Problem to work on: Each record must be retyped in full. No character may differ.

Data section:
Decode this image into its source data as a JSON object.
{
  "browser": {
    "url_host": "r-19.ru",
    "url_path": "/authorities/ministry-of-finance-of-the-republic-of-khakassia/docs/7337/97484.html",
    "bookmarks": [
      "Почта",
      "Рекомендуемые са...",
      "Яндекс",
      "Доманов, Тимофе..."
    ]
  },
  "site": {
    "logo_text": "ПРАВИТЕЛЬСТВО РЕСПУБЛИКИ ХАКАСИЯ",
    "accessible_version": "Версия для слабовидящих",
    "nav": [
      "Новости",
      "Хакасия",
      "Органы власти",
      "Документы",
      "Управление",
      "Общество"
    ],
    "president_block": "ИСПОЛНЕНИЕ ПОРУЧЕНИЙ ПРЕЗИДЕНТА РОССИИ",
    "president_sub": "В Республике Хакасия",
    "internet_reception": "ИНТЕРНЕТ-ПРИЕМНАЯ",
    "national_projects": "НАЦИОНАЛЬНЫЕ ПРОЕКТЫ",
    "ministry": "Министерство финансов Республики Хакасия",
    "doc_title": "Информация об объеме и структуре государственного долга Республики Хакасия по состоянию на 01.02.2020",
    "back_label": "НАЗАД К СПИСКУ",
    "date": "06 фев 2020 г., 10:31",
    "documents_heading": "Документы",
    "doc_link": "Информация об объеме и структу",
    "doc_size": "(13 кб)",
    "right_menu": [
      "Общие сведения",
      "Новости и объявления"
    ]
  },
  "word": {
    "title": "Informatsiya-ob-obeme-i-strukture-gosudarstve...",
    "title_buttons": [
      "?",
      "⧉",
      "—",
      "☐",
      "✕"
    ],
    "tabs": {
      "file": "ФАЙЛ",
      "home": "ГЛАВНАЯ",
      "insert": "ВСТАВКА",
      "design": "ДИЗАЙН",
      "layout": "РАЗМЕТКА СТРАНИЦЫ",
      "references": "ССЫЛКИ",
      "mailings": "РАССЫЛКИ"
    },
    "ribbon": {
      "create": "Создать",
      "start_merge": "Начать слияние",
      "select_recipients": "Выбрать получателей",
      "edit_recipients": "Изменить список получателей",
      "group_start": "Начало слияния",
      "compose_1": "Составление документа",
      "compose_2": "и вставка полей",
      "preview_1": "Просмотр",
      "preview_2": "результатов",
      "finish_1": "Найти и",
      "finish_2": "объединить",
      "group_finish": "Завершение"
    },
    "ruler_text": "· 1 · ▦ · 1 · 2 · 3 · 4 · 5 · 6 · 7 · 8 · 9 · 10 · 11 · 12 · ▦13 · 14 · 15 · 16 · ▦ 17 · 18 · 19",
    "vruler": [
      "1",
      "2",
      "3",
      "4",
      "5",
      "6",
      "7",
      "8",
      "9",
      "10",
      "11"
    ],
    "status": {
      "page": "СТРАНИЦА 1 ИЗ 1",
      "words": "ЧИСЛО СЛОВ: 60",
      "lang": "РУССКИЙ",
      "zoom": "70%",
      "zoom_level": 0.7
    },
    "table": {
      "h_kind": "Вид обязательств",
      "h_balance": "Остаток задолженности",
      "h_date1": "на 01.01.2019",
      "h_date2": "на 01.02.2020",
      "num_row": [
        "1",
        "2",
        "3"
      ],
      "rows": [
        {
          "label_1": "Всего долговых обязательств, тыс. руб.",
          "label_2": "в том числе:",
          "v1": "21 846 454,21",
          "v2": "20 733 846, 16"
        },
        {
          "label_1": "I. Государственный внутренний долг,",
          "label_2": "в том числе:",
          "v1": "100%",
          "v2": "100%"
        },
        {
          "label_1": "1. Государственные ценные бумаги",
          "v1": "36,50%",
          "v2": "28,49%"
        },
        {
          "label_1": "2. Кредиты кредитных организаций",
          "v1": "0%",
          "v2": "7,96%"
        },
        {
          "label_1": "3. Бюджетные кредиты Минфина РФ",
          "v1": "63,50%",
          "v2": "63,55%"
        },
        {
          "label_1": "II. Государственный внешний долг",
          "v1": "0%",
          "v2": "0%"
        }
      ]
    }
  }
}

Response below:
Decode this image into its source data as a JSON object.
{
  "browser": {
    "url_host": "r-19.ru",
    "url_path": "/authorities/ministry-of-finance-of-the-republic-of-khakassia/docs/7337/97484.html",
    "bookmarks": [
      "Почта",
      "Рекомендуемые са...",
      "Яндекс",
      "Доманов, Тимофе..."
    ]
  },
  "site": {
    "logo_text": "ПРАВИТЕЛЬСТВО РЕСПУБЛИКИ ХАКАСИЯ",
    "accessible_version": "Версия для слабовидящих",
    "nav": [
      "Новости",
      "Хакасия",
      "Органы власти",
      "Документы",
      "Управление",
      "Общество"
    ],
    "president_block": "ИСПОЛНЕНИЕ ПОРУЧЕНИЙ ПРЕЗИДЕНТА РОССИИ",
    "president_sub": "В Республике Хакасия",
    "internet_reception": "ИНТЕРНЕТ-ПРИЕМНАЯ",
    "national_projects": "НАЦИОНАЛЬНЫЕ ПРОЕКТЫ",
    "ministry": "Министерство финансов Республики Хакасия",
    "doc_title": "Информация об объеме и структуре государственного долга Республики Хакасия по состоянию на 01.02.2020",
    "back_label": "НАЗАД К СПИСКУ",
    "date": "06 фев 2020 г., 10:31",
    "documents_heading": "Документы",
    "doc_link": "Информация об объеме и структу",
    "doc_size": "(13 кб)",
    "right_menu": [
      "Общие сведения",
      "Новости и объявления"
    ]
  },
  "word": {
    "title": "Informatsiya-ob-obeme-i-strukture-gosudarstve...",
    "title_buttons": [
      "?",
      "⧉",
      "—",
      "☐",
      "✕"
    ],
    "tabs": {
      "file": "ФАЙЛ",
      "home": "ГЛАВНАЯ",
      "insert": "ВСТАВКА",
      "design": "ДИЗАЙН",
      "layout": "РАЗМЕТКА СТРАНИЦЫ",
      "references": "ССЫЛКИ",
      "mailings": "РАССЫЛКИ"
    },
    "ribbon": {
      "create": "Создать",
      "start_merge": "Начать слияние",
      "select_recipients": "Выбрать получателей",
      "edit_recipients": "Изменить список получателей",
      "group_start": "Начало слияния",
      "compose_1": "Составление документа",
      "compose_2": "и вставка полей",
      "preview_1": "Просмотр",
      "preview_2": "результатов",
      "finish_1": "Найти и",
      "finish_2": "объединить",
      "group_finish": "Завершение"
    },
    "ruler_text": "· 1 · ▦ · 1 · 2 · 3 · 4 · 5 · 6 · 7 · 8 · 9 · 10 · 11 · 12 · ▦13 · 14 · 15 · 16 · ▦ 17 · 18 · 19",
    "vruler": [
      "1",
      "2",
      "3",
      "4",
      "5",
      "6",
      "7",
      "8",
      "9",
      "10",
      "11"
    ],
    "status": {
      "page": "СТРАНИЦА 1 ИЗ 1",
      "words": "ЧИСЛО СЛОВ: 60",
      "lang": "РУССКИЙ",
      "zoom": "70%",
      "zoom_level": 0.7
    },
    "table": {
      "h_kind": "Вид обязательств",
      "h_balance": "Остаток задолженности",
      "h_date1": "на 01.01.2019",
      "h_date2": "на 01.02.2020",
      "num_row": [
        "1",
        "2",
        "3"
      ],
      "rows": [
        {
          "label_1": "Всего долговых обязательств, тыс. руб.",
          "label_2": "в том числе:",
          "v1": "21 846 454,21",
          "v2": "20 733 846, 16"
        },
        {
          "label_1": "I. Государственный внутренний долг,",
          "label_2": "в том числе:",
          "v1": "100%",
          "v2": "100%"
        },
        {
          "label_1": "1. Государственные ценные бумаги",
          "v1": "36,50%",
          "v2": "28,49%"
        },
        {
          "label_1": "2. Кредиты кредитных организаций",
          "v1": "0%",
          "v2": "7,96%"
        },
        {
          "label_1": "3. Бюджетные кредиты Минфина РФ",
          "v1": "63,50%",
          "v2": "63,55%"
        },
        {
          "label_1": "II. Государственный внешний долг",
          "v1": "0%",
          "v2": "0%"
        }
      ]
    }
  }
}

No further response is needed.